# [Written request]
Repeat what the lines below say, word for word, and skip every image.
— begin Given records —
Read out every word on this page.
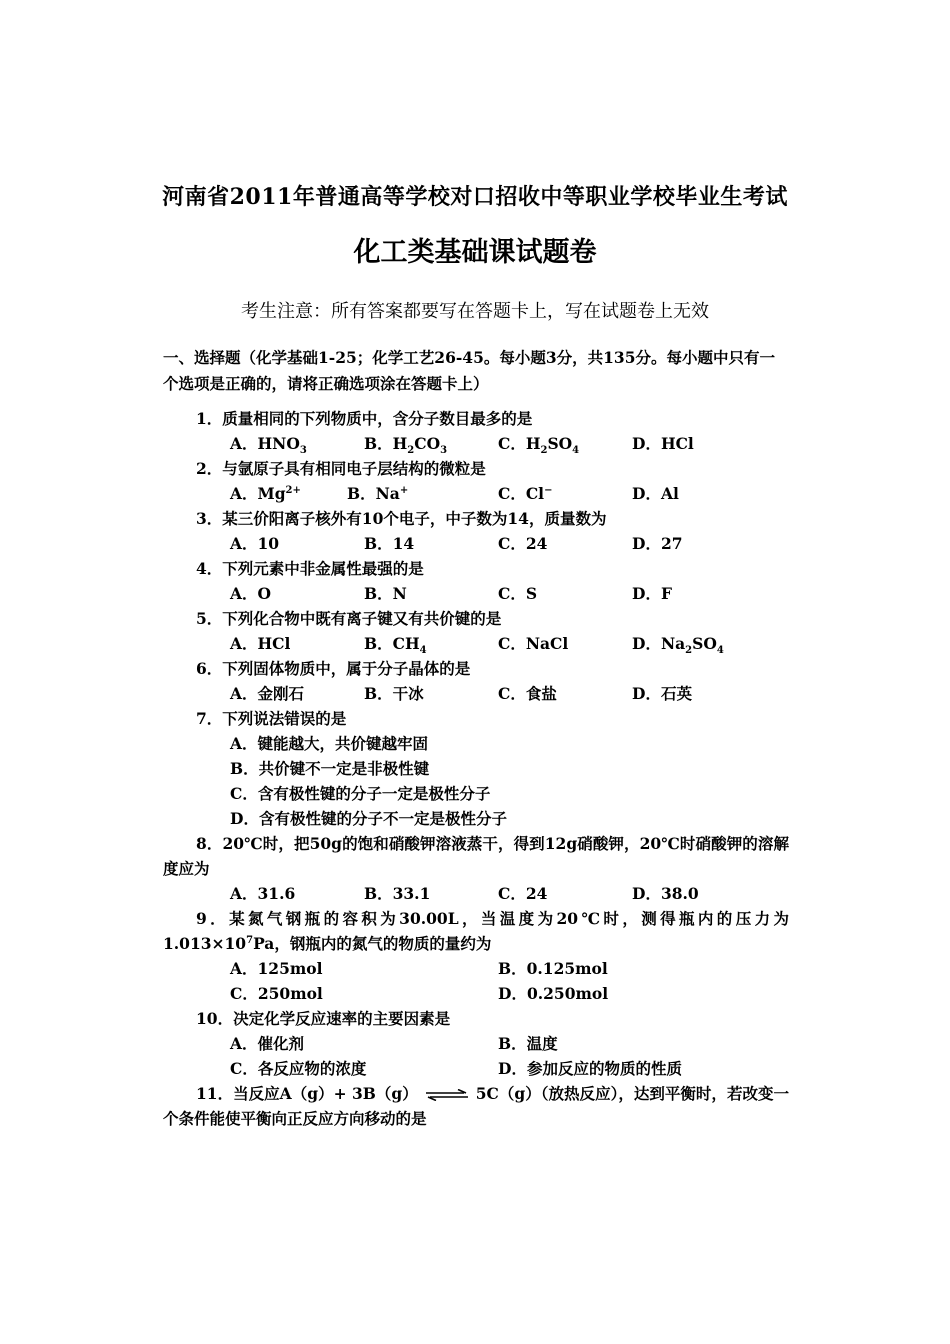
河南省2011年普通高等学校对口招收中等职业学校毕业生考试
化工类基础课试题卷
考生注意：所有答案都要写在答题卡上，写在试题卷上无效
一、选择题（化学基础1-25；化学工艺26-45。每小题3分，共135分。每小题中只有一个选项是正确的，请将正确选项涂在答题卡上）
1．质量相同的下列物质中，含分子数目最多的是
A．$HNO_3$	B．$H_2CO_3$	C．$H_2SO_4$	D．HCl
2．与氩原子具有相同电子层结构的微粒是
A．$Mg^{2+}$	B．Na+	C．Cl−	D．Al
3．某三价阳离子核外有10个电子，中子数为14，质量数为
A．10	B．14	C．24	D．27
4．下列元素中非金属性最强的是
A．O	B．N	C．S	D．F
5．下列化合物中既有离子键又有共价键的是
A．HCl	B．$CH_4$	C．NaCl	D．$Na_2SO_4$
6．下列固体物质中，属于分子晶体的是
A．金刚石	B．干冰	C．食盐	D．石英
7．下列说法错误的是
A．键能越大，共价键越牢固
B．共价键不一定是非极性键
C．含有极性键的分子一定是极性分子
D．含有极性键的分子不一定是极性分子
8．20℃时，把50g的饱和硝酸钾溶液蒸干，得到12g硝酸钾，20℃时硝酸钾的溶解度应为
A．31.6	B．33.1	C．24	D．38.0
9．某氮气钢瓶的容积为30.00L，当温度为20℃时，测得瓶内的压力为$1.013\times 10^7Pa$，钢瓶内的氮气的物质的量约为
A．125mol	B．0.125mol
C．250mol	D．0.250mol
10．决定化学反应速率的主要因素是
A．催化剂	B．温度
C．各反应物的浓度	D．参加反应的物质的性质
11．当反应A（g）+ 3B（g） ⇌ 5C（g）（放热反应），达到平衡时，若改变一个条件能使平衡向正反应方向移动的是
— end Given records —
# [Answer to the problem]
Read out every word on this page.
河南省2011年普通高等学校对口招收中等职业学校毕业生考试
化工类基础课试题卷
考生注意：所有答案都要写在答题卡上，写在试题卷上无效
一、选择题（化学基础1-25；化学工艺26-45。每小题3分，共135分。每小题中只有一个选项是正确的，请将正确选项涂在答题卡上）
1．质量相同的下列物质中，含分子数目最多的是
A．$HNO_3$	B．$H_2CO_3$	C．$H_2SO_4$	D．HCl
2．与氩原子具有相同电子层结构的微粒是
A．$Mg^{2+}$	B．Na+	C．Cl−	D．Al
3．某三价阳离子核外有10个电子，中子数为14，质量数为
A．10	B．14	C．24	D．27
4．下列元素中非金属性最强的是
A．O	B．N	C．S	D．F
5．下列化合物中既有离子键又有共价键的是
A．HCl	B．$CH_4$	C．NaCl	D．$Na_2SO_4$
6．下列固体物质中，属于分子晶体的是
A．金刚石	B．干冰	C．食盐	D．石英
7．下列说法错误的是
A．键能越大，共价键越牢固
B．共价键不一定是非极性键
C．含有极性键的分子一定是极性分子
D．含有极性键的分子不一定是极性分子
8．20℃时，把50g的饱和硝酸钾溶液蒸干，得到12g硝酸钾，20℃时硝酸钾的溶解度应为
A．31.6	B．33.1	C．24	D．38.0
9．某氮气钢瓶的容积为30.00L，当温度为20℃时，测得瓶内的压力为$1.013\times 10^7Pa$，钢瓶内的氮气的物质的量约为
A．125mol	B．0.125mol
C．250mol	D．0.250mol
10．决定化学反应速率的主要因素是
A．催化剂	B．温度
C．各反应物的浓度	D．参加反应的物质的性质
11．当反应A（g）+ 3B（g） ⇌ 5C（g）（放热反应），达到平衡时，若改变一个条件能使平衡向正反应方向移动的是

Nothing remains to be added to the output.